**TASK OBJECTIVE**
In the data below, find each line containing the string "value" and return it.

**RECORDS FOR THE EXERCISE**

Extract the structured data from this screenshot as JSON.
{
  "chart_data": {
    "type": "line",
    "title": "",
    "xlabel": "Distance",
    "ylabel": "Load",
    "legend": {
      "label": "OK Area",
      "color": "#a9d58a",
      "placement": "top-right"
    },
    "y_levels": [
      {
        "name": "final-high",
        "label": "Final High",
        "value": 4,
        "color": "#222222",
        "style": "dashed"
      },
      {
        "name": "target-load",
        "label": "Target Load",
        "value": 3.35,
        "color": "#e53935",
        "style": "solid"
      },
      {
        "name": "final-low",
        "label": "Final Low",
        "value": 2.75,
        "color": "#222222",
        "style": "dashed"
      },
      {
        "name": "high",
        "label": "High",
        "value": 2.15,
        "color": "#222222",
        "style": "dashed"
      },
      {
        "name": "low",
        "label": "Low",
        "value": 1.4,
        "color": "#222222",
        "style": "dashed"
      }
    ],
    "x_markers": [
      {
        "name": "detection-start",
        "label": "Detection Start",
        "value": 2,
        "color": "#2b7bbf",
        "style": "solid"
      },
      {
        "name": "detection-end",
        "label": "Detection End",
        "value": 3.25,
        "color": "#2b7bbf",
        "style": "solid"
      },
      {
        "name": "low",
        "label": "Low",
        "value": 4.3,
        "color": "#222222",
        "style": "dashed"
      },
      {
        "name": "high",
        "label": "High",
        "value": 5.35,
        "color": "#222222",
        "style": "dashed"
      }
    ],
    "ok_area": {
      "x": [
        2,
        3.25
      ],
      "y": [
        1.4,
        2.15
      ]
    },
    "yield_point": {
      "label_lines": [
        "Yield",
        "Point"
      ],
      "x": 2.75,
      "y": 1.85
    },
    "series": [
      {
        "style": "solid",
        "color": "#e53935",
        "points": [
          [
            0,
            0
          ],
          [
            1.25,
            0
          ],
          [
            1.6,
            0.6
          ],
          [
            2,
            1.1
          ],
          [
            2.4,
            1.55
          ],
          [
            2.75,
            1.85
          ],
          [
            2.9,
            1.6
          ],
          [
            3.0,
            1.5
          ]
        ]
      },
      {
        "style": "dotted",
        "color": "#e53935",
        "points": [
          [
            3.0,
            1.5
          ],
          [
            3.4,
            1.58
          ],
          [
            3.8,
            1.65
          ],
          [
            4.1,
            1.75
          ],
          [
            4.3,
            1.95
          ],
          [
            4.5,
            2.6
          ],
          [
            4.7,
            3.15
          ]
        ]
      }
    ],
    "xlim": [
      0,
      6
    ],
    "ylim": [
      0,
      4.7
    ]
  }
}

**EXERCISE ANSWER**
        "value": 4,
        "value": 3.35,
        "value": 2.75,
        "value": 2.15,
        "value": 1.4,
        "value": 2,
        "value": 3.25,
        "value": 4.3,
        "value": 5.35,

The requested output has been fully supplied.